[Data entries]
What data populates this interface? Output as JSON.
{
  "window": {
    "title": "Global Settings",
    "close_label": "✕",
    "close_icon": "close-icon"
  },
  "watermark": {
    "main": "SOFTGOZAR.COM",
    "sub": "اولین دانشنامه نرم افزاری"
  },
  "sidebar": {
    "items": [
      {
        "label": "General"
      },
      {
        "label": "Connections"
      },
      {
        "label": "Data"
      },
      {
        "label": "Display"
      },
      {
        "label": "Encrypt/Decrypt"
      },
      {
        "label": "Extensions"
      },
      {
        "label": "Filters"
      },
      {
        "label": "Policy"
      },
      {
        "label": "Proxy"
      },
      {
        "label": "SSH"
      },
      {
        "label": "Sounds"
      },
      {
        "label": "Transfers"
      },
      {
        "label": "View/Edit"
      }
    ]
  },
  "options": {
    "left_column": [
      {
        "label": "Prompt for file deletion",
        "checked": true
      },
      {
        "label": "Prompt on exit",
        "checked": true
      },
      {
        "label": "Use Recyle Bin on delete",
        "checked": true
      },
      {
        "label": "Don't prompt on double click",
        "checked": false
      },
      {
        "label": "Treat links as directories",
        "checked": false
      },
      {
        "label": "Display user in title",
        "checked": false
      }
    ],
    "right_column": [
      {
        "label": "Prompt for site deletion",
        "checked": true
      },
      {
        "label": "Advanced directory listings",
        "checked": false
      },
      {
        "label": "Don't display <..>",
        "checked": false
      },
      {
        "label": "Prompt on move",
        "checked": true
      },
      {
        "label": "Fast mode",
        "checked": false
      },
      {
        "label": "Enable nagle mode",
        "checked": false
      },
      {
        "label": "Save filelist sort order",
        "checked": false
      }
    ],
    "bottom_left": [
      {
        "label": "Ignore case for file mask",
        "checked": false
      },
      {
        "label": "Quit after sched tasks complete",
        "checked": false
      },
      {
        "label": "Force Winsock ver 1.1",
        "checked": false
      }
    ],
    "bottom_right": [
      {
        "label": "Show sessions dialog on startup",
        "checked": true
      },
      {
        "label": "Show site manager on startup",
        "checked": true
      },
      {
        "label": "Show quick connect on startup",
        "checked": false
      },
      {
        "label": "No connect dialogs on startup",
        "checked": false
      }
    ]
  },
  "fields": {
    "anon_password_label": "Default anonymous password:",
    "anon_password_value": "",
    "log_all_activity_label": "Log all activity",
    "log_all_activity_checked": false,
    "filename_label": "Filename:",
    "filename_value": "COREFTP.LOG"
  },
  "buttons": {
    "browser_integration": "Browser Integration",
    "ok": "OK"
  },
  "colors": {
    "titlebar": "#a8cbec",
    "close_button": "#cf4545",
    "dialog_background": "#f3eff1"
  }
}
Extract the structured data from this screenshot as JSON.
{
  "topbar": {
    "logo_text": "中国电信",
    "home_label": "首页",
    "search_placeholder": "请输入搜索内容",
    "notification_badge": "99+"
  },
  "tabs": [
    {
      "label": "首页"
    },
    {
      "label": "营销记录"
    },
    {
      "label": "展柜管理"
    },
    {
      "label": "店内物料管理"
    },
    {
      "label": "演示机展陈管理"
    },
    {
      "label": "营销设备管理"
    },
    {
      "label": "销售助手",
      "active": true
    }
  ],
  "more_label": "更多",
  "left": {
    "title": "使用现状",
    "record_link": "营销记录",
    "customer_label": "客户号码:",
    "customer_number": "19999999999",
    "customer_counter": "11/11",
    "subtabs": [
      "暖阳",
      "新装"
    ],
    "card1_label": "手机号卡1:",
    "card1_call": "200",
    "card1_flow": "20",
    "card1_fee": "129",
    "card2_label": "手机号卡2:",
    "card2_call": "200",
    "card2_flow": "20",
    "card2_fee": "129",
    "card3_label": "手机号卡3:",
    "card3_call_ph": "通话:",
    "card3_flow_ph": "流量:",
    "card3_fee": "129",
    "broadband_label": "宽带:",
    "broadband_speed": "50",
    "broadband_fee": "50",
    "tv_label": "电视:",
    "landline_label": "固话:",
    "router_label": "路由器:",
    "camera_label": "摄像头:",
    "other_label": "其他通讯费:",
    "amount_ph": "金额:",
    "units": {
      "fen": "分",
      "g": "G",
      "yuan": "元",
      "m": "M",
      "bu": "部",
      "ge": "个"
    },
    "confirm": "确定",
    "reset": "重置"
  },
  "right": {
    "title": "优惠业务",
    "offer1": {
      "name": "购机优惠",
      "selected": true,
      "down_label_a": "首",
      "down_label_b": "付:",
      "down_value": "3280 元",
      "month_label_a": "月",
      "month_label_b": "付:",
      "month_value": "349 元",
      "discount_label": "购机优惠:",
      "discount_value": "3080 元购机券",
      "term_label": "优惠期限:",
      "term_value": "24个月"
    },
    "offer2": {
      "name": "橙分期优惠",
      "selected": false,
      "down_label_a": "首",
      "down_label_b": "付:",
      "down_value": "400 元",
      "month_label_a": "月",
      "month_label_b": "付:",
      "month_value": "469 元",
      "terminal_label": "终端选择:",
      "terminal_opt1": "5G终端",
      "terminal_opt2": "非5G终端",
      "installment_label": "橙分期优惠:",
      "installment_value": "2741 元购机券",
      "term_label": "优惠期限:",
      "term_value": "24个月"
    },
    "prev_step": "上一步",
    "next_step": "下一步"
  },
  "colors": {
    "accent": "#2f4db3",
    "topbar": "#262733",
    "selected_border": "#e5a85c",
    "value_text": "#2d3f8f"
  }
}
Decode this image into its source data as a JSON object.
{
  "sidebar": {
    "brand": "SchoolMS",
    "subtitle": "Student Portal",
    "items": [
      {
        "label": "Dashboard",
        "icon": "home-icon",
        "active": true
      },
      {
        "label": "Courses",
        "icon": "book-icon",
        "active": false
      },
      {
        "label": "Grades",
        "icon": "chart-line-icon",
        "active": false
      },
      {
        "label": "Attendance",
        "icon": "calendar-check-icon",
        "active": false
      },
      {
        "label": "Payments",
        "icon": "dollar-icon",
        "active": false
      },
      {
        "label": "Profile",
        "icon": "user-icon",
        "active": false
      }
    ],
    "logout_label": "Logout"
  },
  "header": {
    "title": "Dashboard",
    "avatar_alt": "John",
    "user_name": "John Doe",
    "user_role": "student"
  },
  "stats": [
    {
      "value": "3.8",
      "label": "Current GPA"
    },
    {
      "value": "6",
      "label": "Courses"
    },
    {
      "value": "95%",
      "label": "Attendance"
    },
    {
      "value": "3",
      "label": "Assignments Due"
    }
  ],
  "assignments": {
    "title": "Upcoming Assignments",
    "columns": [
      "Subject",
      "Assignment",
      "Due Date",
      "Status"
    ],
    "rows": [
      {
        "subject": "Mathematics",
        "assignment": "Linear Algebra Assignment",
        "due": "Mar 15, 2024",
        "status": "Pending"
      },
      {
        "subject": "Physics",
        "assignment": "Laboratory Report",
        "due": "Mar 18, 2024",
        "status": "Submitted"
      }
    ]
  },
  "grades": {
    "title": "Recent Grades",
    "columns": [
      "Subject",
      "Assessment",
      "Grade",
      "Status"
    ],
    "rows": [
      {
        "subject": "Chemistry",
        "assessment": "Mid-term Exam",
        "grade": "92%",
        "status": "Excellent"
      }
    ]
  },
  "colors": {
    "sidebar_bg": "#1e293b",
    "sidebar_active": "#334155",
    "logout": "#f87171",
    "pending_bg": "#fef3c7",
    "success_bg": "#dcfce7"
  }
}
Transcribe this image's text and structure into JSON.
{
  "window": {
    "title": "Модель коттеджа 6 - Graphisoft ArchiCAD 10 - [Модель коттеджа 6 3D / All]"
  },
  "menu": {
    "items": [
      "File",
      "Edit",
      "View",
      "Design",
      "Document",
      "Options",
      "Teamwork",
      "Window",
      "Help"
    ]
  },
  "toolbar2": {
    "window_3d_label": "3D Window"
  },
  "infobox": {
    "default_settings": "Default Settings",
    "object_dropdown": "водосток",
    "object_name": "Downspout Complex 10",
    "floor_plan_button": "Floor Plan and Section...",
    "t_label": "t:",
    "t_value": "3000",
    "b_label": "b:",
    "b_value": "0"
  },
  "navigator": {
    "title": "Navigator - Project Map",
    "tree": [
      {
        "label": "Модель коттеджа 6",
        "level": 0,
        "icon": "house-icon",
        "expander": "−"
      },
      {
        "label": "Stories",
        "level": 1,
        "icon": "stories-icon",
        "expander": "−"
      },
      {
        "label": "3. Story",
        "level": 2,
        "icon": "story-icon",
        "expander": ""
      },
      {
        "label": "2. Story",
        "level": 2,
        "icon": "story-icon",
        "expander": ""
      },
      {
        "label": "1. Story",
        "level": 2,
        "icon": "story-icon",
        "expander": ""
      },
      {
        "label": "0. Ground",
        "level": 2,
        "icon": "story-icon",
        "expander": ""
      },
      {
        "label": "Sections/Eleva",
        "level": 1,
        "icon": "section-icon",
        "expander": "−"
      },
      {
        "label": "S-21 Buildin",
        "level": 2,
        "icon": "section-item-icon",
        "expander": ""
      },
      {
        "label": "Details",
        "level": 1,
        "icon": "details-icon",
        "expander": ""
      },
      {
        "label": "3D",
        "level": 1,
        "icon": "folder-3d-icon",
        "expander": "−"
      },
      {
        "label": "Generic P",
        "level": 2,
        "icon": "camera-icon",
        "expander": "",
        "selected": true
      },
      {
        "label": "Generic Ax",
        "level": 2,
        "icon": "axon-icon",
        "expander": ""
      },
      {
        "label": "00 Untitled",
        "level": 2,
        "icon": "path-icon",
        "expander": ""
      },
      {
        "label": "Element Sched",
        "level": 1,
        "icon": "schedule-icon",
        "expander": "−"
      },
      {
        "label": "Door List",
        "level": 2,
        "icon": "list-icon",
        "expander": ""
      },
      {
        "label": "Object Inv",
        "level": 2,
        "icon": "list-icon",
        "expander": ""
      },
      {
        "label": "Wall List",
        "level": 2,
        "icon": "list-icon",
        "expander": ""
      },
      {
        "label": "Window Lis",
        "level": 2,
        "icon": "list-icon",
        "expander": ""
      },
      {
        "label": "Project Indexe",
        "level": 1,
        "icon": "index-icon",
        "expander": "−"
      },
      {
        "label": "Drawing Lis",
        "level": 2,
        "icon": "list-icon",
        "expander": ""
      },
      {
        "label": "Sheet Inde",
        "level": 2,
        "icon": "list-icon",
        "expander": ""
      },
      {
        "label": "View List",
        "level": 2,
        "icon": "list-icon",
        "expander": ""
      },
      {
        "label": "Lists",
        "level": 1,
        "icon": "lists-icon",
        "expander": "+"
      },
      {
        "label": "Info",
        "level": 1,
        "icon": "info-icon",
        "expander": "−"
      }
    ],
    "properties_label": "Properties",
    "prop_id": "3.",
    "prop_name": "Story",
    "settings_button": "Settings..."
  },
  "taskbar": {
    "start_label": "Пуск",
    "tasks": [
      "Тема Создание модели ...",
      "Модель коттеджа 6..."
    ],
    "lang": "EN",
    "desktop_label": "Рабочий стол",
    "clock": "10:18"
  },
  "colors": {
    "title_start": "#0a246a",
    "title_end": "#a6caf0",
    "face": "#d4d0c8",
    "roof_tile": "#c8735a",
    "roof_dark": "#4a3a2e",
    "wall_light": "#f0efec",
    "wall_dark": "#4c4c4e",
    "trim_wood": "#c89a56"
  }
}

**Problem requirements:** Gather all lines of the records that include the word "коттеджа".

**Answer to the exercise:**
    "title": "Модель коттеджа 6 - Graphisoft ArchiCAD 10 - [Модель коттеджа 6 3D / All]"
        "label": "Модель коттеджа 6",
      "Модель коттеджа 6..."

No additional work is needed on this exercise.